_Dataset excerpts_
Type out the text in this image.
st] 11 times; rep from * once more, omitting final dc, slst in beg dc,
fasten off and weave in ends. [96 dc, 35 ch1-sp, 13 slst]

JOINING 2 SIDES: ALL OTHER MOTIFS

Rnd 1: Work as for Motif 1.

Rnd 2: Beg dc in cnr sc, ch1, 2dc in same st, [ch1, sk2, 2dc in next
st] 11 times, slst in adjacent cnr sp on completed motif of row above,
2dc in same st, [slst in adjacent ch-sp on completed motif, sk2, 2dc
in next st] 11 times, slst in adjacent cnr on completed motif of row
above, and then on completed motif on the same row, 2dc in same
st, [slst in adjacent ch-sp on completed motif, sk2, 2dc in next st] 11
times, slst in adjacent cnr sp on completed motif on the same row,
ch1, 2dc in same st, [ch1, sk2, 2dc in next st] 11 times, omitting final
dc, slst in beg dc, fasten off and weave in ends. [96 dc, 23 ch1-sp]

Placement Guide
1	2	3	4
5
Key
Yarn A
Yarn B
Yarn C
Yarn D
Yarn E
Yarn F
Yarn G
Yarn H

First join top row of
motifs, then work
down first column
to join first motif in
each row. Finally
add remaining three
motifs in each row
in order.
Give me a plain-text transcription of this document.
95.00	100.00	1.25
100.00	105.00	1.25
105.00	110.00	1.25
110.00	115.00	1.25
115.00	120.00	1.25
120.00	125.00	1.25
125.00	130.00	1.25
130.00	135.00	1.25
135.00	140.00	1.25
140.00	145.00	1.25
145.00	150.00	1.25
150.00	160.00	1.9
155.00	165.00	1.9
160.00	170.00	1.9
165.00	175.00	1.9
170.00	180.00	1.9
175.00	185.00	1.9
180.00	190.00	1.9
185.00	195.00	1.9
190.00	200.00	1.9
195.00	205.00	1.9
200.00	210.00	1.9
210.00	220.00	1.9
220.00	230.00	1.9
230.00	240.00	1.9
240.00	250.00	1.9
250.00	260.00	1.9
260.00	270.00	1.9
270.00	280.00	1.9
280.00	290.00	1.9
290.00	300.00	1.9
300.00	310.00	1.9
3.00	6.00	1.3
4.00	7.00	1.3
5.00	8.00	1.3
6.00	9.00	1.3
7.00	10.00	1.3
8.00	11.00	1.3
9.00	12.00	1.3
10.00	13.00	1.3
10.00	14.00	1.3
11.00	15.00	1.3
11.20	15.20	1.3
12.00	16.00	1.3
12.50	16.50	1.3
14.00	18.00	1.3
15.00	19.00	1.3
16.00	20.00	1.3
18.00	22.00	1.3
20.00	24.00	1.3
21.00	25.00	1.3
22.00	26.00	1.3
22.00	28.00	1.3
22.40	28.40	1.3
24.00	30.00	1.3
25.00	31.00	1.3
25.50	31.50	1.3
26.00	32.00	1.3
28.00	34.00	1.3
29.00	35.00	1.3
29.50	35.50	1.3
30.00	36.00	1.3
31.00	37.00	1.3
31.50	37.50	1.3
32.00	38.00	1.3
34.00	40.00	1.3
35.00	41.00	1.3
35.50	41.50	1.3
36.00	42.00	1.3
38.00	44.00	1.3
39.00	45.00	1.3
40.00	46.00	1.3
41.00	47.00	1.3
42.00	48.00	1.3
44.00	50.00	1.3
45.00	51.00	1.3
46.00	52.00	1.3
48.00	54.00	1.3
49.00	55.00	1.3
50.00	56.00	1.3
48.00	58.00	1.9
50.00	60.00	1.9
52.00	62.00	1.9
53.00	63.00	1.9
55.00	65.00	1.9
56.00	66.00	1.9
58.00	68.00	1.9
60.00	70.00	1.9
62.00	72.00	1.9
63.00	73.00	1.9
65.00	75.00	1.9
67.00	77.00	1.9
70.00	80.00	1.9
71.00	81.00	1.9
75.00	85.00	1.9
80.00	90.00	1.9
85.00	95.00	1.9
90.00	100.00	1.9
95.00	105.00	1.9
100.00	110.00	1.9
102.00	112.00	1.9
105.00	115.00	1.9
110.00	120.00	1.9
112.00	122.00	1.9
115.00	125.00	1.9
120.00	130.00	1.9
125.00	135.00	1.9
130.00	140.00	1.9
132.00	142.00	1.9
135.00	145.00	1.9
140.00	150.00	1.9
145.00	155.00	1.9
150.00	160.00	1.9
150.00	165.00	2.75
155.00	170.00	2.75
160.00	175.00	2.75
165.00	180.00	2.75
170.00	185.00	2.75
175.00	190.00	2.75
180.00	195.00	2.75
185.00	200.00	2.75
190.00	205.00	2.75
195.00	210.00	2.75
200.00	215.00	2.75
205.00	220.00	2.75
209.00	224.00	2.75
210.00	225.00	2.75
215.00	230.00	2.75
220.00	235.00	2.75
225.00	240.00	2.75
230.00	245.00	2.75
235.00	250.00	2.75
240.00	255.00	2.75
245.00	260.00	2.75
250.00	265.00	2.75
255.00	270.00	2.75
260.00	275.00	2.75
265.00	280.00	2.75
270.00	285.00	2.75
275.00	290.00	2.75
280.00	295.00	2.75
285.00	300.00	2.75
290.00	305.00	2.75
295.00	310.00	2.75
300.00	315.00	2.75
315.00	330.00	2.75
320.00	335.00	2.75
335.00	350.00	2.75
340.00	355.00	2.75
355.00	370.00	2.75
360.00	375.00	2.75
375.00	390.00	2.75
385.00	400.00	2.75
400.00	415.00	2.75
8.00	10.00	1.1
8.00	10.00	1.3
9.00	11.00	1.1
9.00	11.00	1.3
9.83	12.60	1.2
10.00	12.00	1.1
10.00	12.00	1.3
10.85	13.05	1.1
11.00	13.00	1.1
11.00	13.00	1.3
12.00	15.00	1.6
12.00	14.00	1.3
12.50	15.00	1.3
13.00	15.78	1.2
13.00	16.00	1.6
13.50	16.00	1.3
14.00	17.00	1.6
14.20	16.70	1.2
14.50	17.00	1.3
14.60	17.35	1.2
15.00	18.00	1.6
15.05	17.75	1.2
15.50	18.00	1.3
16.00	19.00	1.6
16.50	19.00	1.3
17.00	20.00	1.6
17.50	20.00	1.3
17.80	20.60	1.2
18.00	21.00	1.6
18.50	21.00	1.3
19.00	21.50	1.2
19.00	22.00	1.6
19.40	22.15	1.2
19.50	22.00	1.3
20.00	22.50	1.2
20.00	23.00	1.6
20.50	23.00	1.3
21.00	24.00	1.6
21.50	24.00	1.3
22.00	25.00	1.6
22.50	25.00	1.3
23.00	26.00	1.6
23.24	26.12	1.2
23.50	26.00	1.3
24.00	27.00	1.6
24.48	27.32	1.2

_What you should do_
Return every line containing "fasten".

_Correct response_
fasten off and weave in ends. [96 dc, 35 ch1-sp, 13 slst]
dc, slst in beg dc, fasten off and weave in ends. [96 dc, 23 ch1-sp]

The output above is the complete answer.